## [What to produce]
In the listing that follows, how many lines contain "optional"? Give the number only.

## [Items]
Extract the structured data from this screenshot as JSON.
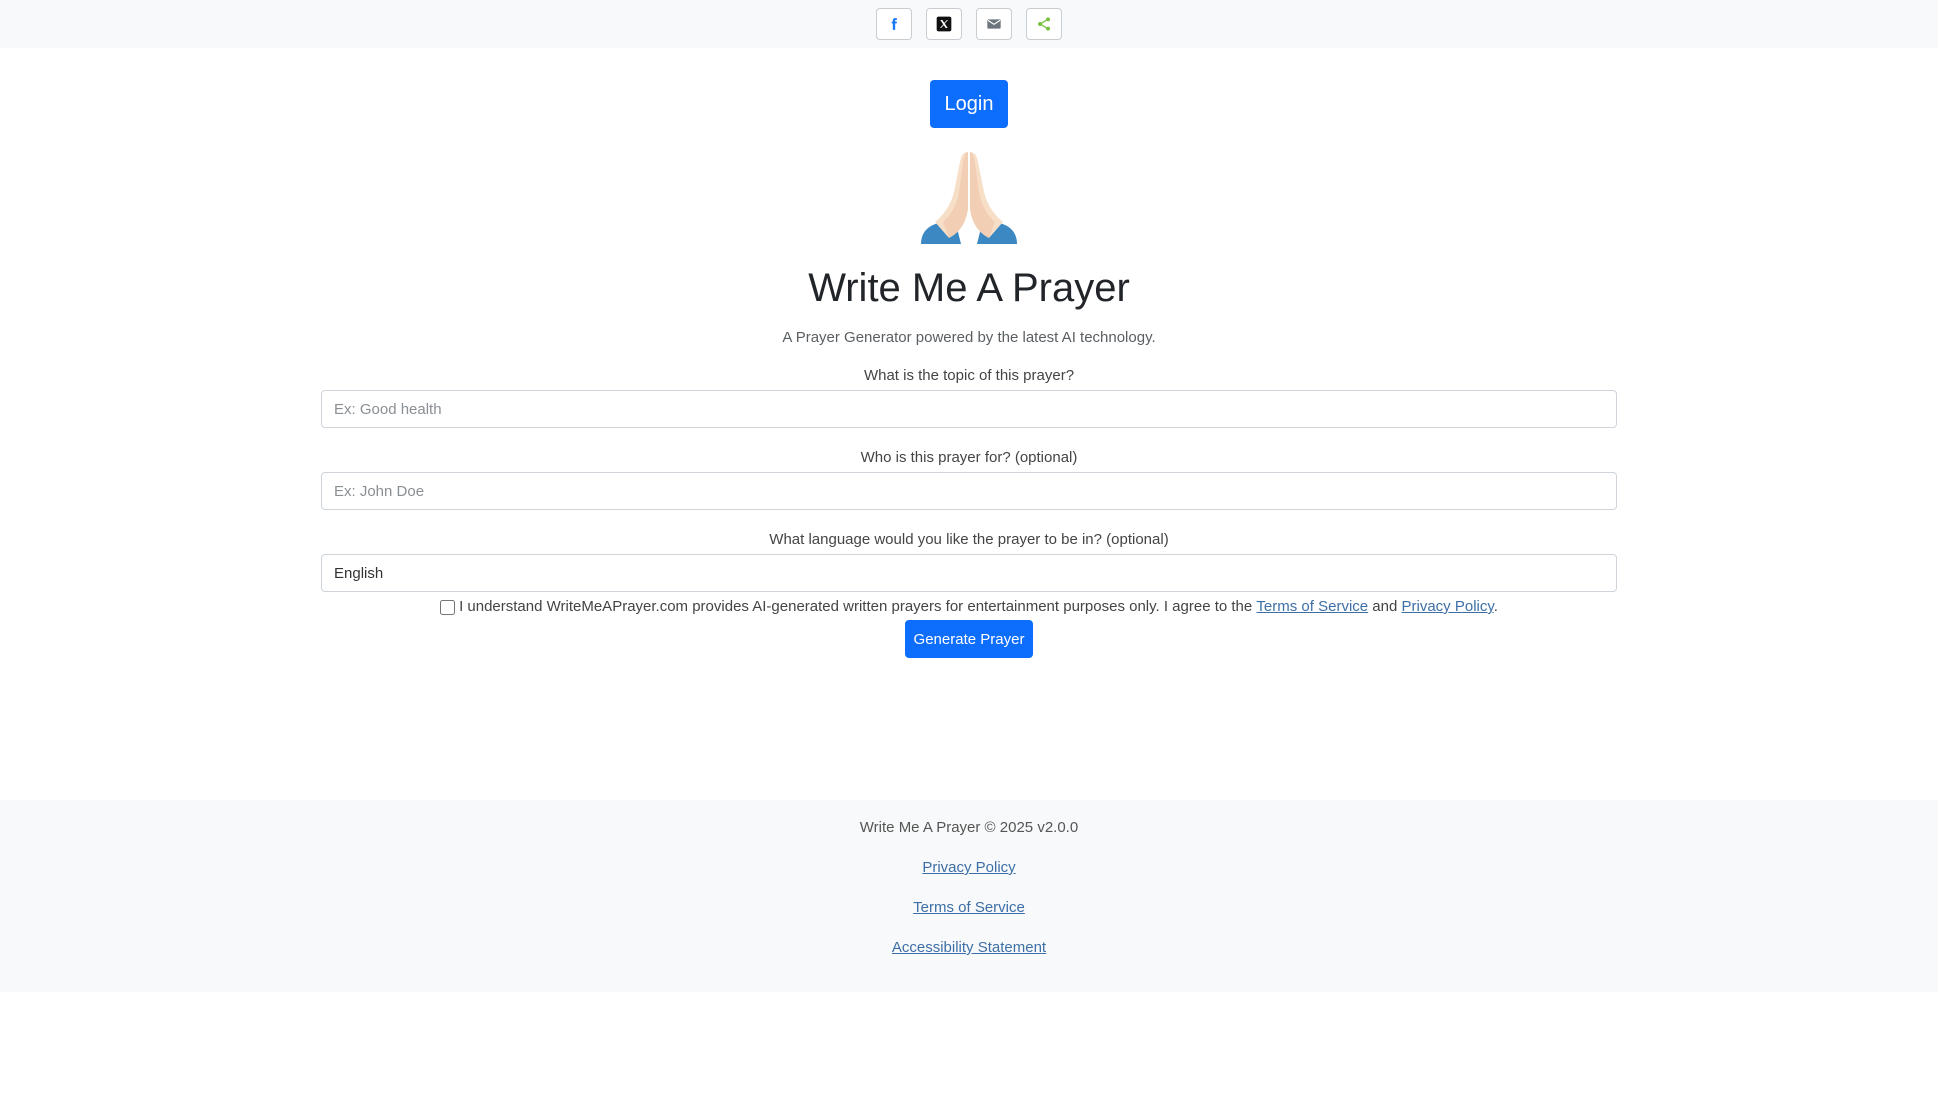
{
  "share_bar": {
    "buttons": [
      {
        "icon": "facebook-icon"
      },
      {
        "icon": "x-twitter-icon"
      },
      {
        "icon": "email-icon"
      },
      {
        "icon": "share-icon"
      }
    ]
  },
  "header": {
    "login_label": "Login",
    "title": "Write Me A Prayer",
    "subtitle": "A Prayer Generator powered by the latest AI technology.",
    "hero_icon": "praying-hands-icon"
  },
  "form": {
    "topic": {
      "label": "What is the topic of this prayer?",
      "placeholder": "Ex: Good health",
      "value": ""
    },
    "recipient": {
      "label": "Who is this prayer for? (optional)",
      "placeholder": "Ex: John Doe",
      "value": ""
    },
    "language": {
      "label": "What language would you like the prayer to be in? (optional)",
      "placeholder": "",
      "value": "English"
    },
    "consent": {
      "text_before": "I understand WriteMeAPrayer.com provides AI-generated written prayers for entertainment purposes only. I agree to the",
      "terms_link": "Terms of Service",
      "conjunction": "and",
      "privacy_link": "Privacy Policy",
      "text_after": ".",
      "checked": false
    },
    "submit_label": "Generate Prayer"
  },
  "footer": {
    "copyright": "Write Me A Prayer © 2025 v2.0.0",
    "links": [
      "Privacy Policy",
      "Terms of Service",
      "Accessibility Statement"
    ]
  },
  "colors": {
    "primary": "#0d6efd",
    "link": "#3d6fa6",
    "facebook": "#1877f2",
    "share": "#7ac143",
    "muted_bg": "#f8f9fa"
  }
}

* * *

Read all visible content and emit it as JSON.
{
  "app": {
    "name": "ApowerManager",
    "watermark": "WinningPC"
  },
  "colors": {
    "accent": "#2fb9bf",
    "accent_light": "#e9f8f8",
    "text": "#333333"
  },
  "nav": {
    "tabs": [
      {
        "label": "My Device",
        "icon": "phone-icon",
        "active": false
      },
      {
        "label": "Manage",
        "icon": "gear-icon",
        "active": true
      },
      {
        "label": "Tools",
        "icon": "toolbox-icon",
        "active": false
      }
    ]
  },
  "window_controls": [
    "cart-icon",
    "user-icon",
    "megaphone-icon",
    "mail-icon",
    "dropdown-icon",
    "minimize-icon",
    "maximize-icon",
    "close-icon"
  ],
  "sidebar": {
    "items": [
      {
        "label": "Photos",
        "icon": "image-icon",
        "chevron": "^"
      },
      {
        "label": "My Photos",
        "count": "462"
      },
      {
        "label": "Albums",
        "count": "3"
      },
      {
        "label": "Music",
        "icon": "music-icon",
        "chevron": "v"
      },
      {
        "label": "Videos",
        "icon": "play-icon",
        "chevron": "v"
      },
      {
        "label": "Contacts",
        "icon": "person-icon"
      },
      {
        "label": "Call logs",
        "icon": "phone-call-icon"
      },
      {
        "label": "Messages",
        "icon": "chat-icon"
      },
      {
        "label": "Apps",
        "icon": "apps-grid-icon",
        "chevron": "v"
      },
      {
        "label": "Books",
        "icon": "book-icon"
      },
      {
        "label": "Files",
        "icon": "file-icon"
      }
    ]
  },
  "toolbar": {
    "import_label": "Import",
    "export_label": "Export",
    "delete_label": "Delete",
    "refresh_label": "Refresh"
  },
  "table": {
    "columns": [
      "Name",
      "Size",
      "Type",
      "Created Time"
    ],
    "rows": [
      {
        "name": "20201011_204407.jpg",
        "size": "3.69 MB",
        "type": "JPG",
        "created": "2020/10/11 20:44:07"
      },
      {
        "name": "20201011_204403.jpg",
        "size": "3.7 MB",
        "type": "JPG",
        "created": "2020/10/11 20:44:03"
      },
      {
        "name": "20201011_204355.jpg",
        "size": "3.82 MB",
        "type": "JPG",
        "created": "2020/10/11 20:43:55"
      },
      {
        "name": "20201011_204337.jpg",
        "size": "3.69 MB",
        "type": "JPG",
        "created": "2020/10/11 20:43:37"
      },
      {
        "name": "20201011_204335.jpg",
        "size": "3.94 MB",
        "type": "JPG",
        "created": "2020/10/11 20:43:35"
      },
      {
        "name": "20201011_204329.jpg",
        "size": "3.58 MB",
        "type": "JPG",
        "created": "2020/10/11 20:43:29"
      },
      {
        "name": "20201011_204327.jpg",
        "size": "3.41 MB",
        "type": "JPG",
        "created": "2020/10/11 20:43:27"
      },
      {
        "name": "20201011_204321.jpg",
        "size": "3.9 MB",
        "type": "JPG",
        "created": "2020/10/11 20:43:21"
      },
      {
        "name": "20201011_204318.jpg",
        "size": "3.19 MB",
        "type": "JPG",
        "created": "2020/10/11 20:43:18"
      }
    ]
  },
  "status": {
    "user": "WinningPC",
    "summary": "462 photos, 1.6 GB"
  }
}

--

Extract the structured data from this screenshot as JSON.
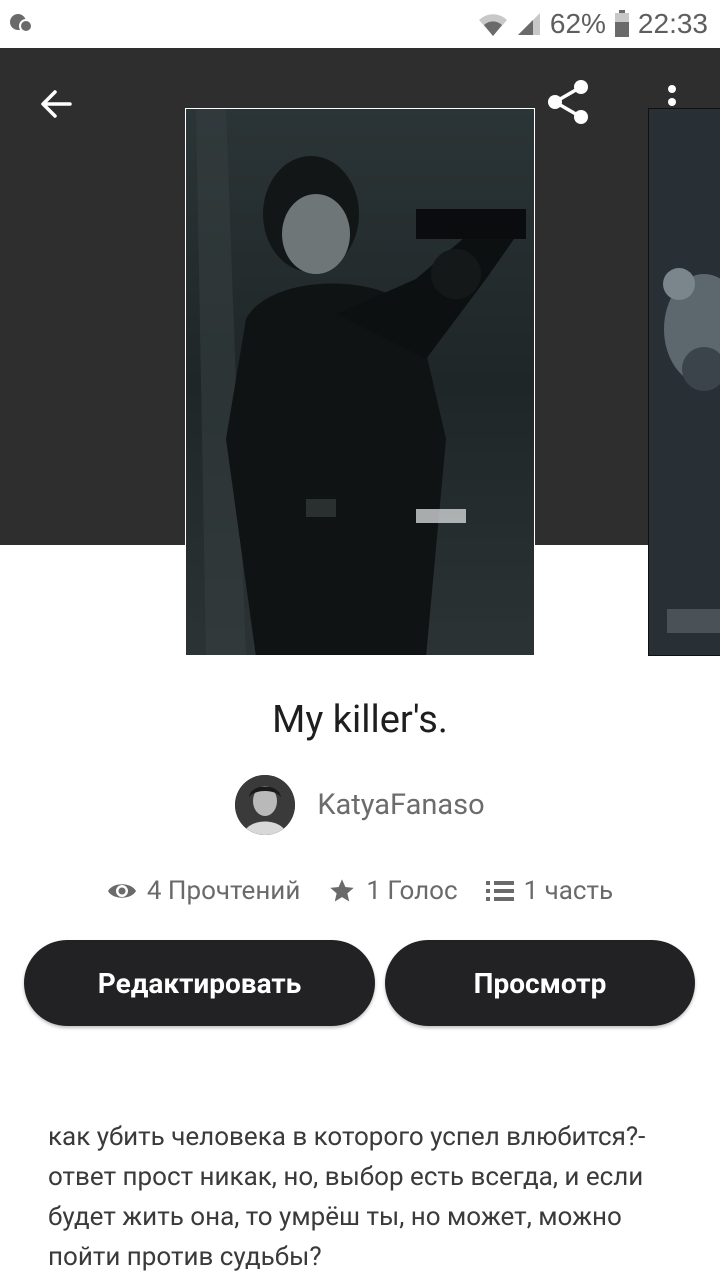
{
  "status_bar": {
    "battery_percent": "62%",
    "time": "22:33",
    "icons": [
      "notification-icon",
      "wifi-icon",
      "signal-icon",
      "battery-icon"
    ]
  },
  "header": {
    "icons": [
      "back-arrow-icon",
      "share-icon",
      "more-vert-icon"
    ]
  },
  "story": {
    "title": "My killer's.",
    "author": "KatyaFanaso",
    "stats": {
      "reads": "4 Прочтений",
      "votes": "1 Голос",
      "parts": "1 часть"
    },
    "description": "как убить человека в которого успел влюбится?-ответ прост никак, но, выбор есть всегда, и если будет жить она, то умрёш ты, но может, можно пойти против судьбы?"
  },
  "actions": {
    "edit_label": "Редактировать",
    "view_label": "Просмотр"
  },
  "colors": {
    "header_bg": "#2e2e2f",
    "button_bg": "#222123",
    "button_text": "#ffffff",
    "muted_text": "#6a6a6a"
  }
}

## [Expected answer]
2